=== Reto 1 ===
Copia literalmente el pasaje del texto sobre Felipe Calderón que va desde "Luego perdió la" hasta "en Palacio Nacional.".

El propio Felipe Calderón jamás tuvo que ganar una elección para ser diputado y le bastó su cercanía con la dirigencia nacional que un día ocupara su padre y que renunció a su partido para no tener que pagar las cuotas a las que estaba obligado, para ocupar la Secretaría General y heredar la Presidencia del Comité Ejecutivo Nacional del Partido Acción Nacional.
Luego perdió la gubernatura de Michoacán y aun así fue premiado como director de Banobras y secretario de Economía con Fox, al que luego desconoció para lanzar su campaña presidencial, ganándose el mote de “El hijo desobediente”, según él, su canción favorita.
Felipe estuvo a punto de perder la silla del águila, pero recibió el apoyo de los empresarios quienes lanzaron aquella campaña “Un peligro para México”, en contra de Ya Sabes Quién, más la ayuda de varios gobernadores priistas, que le dieron la espalda a quien veían como seguro perdedor, su compañero Roberto “El Maratón” Madrazo, levantando la infundada, pero entendible sospecha de fraude de quien hoy despacha en Palacio Nacional.
Y qué decir de este último personaje, que perdió dos de tres caídas para hacerse de la victoria en la tercera.

=== Reto 2 ===
Repite sin cambios, de las entradas, solo las líneas que van desde la línea con "231, 553, 244]" hasta la línea con "0, 554, 50]", ambas incluidas.

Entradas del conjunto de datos
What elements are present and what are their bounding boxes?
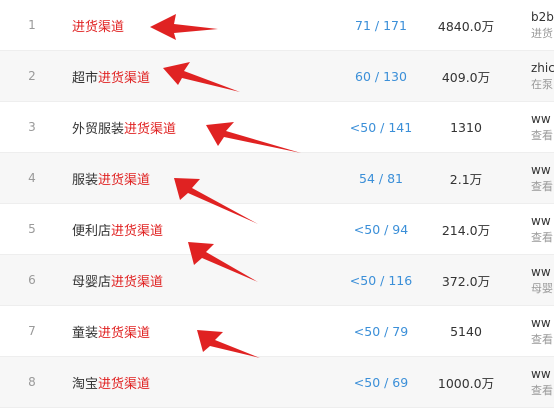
site-desc: 查看	[531, 231, 553, 244]
search-volume: 372.0万	[441, 273, 491, 289]
site-url[interactable]: ww	[531, 163, 551, 177]
ratio-link[interactable]: <50 / 116	[340, 255, 422, 305]
ratio-link[interactable]: <50 / 141	[340, 102, 422, 152]
site-url[interactable]: b2b	[531, 10, 554, 24]
ratio-link[interactable]: <50 / 94	[340, 204, 422, 254]
table-row: 8 淘宝 进货渠道 <50 / 69 1000.0万 ww 查看	[0, 357, 554, 408]
rank-number: 4	[28, 171, 36, 185]
site-info[interactable]: ww 查看	[531, 102, 554, 152]
keyword-prefix: 外贸服装	[72, 121, 125, 137]
rank-number: 3	[28, 120, 36, 134]
search-volume: 4840.0万	[437, 18, 495, 34]
keyword-link[interactable]: 便利店 进货渠道	[72, 204, 163, 254]
keyword-highlight: 进货渠道	[98, 70, 151, 86]
site-info[interactable]: ww 查看	[531, 357, 554, 407]
search-volume: 5140	[450, 323, 482, 339]
keyword-link[interactable]: 超市 进货渠道	[72, 51, 150, 101]
site-desc: 进货	[531, 27, 553, 40]
site-info[interactable]: ww 查看	[531, 153, 554, 203]
table-row: 1 进货渠道 71 / 171 4840.0万 b2b 进货	[0, 0, 554, 51]
site-url[interactable]: ww	[531, 367, 551, 381]
site-info[interactable]: ww 查看	[531, 306, 554, 356]
ratio-link[interactable]: <50 / 79	[340, 306, 422, 356]
site-url[interactable]: zhic	[531, 61, 554, 75]
keyword-prefix: 童装	[72, 325, 99, 341]
keyword-highlight: 进货渠道	[124, 121, 177, 137]
rank-number: 1	[28, 18, 36, 32]
keyword-highlight: 进货渠道	[111, 274, 164, 290]
keyword-highlight: 进货渠道	[111, 223, 164, 239]
keyword-link[interactable]: 淘宝 进货渠道	[72, 357, 150, 407]
ratio-link[interactable]: <50 / 69	[340, 357, 422, 407]
rank-number: 8	[28, 375, 36, 389]
site-info[interactable]: ww 母婴	[531, 255, 554, 305]
site-desc: 查看	[531, 180, 553, 193]
site-desc: 母婴	[531, 282, 553, 295]
keyword-highlight: 进货渠道	[98, 172, 151, 188]
table-row: 4 服装 进货渠道 54 / 81 2.1万 ww 查看	[0, 153, 554, 204]
site-url[interactable]: ww	[531, 112, 551, 126]
site-url[interactable]: ww	[531, 316, 551, 330]
site-info[interactable]: b2b 进货	[531, 0, 554, 50]
keyword-highlight: 进货渠道	[98, 376, 151, 392]
keyword-link[interactable]: 外贸服装 进货渠道	[72, 102, 176, 152]
rank-number: 6	[28, 273, 36, 287]
keyword-prefix: 母婴店	[72, 274, 112, 290]
table-row: 2 超市 进货渠道 60 / 130 409.0万 zhic 在泵	[0, 51, 554, 102]
keyword-prefix: 超市	[72, 70, 99, 86]
keyword-prefix: 服装	[72, 172, 99, 188]
table-row: 7 童装 进货渠道 <50 / 79 5140 ww 查看	[0, 306, 554, 357]
site-url[interactable]: ww	[531, 265, 551, 279]
keyword-link[interactable]: 服装 进货渠道	[72, 153, 150, 203]
site-info[interactable]: ww 查看	[531, 204, 554, 254]
ratio-link[interactable]: 71 / 171	[340, 0, 422, 50]
table-row: 6 母婴店 进货渠道 <50 / 116 372.0万 ww 母婴	[0, 255, 554, 306]
keyword-ranking-table: 1 进货渠道 71 / 171 4840.0万 b2b 进货 2 超市 进货渠道 6…	[0, 0, 554, 408]
rank-number: 7	[28, 324, 36, 338]
site-info[interactable]: zhic 在泵	[531, 51, 554, 101]
keyword-prefix: 便利店	[72, 223, 112, 239]
site-desc: 查看	[531, 384, 553, 397]
rank-number: 2	[28, 69, 36, 83]
keyword-link[interactable]: 母婴店 进货渠道	[72, 255, 163, 305]
search-volume: 214.0万	[441, 222, 491, 238]
site-url[interactable]: ww	[531, 214, 551, 228]
search-volume: 1000.0万	[437, 375, 495, 391]
keyword-highlight: 进货渠道	[98, 325, 151, 341]
search-volume: 1310	[450, 119, 482, 135]
keyword-link[interactable]: 童装 进货渠道	[72, 306, 150, 356]
site-desc: 查看	[531, 129, 553, 142]
keyword-link[interactable]: 进货渠道	[72, 0, 124, 50]
search-volume: 409.0万	[441, 69, 491, 85]
rank-number: 5	[28, 222, 36, 236]
table-row: 5 便利店 进货渠道 <50 / 94 214.0万 ww 查看	[0, 204, 554, 255]
ratio-link[interactable]: 54 / 81	[340, 153, 422, 203]
search-volume: 2.1万	[449, 171, 483, 187]
keyword-highlight: 进货渠道	[72, 19, 125, 35]
ratio-link[interactable]: 60 / 130	[340, 51, 422, 101]
keyword-prefix: 淘宝	[72, 376, 99, 392]
site-desc: 在泵	[531, 78, 553, 91]
table-row: 3 外贸服装 进货渠道 <50 / 141 1310 ww 查看	[0, 102, 554, 153]
site-desc: 查看	[531, 333, 553, 346]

=== Respuesta completa 1 ===
Luego perdió la gubernatura de Michoacán y aun así fue premiado como director de Banobras y secretario de Economía con Fox, al que luego desconoció para lanzar su campaña presidencial, ganándose el mote de “El hijo desobediente”, según él, su canción favorita.
Felipe estuvo a punto de perder la silla del águila, pero recibió el apoyo de los empresarios quienes lanzaron aquella campaña “Un peligro para México”, en contra de Ya Sabes Quién, más la ayuda de varios gobernadores priistas, que le dieron la espalda a quien veían como seguro perdedor, su compañero Roberto “El Maratón” Madrazo, levantando la infundada, pero entendible sospecha de fraude de quien hoy despacha en Palacio Nacional.

=== Respuesta completa 2 ===
site-desc: 查看	[531, 231, 553, 244]
search-volume: 372.0万	[441, 273, 491, 289]
site-url[interactable]: ww	[531, 163, 551, 177]
ratio-link[interactable]: <50 / 116	[340, 255, 422, 305]
ratio-link[interactable]: <50 / 141	[340, 102, 422, 152]
site-url[interactable]: b2b	[531, 10, 554, 24]
ratio-link[interactable]: <50 / 94	[340, 204, 422, 254]
table-row: 8 淘宝 进货渠道 <50 / 69 1000.0万 ww 查看	[0, 357, 554, 408]
rank-number: 4	[28, 171, 36, 185]
site-info[interactable]: ww 查看	[531, 102, 554, 152]
keyword-prefix: 外贸服装	[72, 121, 125, 137]
rank-number: 3	[28, 120, 36, 134]
search-volume: 4840.0万	[437, 18, 495, 34]
keyword-link[interactable]: 便利店 进货渠道	[72, 204, 163, 254]
keyword-highlight: 进货渠道	[98, 70, 151, 86]
site-info[interactable]: ww 查看	[531, 357, 554, 407]
search-volume: 5140	[450, 323, 482, 339]
keyword-link[interactable]: 超市 进货渠道	[72, 51, 150, 101]
site-desc: 进货	[531, 27, 553, 40]
site-info[interactable]: ww 查看	[531, 153, 554, 203]
table-row: 1 进货渠道 71 / 171 4840.0万 b2b 进货	[0, 0, 554, 51]
site-url[interactable]: ww	[531, 367, 551, 381]
site-info[interactable]: ww 查看	[531, 306, 554, 356]
ratio-link[interactable]: <50 / 79	[340, 306, 422, 356]
site-url[interactable]: zhic	[531, 61, 554, 75]
keyword-prefix: 童装	[72, 325, 99, 341]
keyword-highlight: 进货渠道	[124, 121, 177, 137]
rank-number: 1	[28, 18, 36, 32]
keyword-highlight: 进货渠道	[111, 274, 164, 290]
keyword-highlight: 进货渠道	[111, 223, 164, 239]
keyword-link[interactable]: 淘宝 进货渠道	[72, 357, 150, 407]
ratio-link[interactable]: <50 / 69	[340, 357, 422, 407]
rank-number: 8	[28, 375, 36, 389]
site-info[interactable]: ww 母婴	[531, 255, 554, 305]
site-desc: 查看	[531, 180, 553, 193]
site-desc: 母婴	[531, 282, 553, 295]
keyword-highlight: 进货渠道	[98, 172, 151, 188]
table-row: 4 服装 进货渠道 54 / 81 2.1万 ww 查看	[0, 153, 554, 204]
site-url[interactable]: ww	[531, 112, 551, 126]
site-url[interactable]: ww	[531, 316, 551, 330]
site-info[interactable]: b2b 进货	[531, 0, 554, 50]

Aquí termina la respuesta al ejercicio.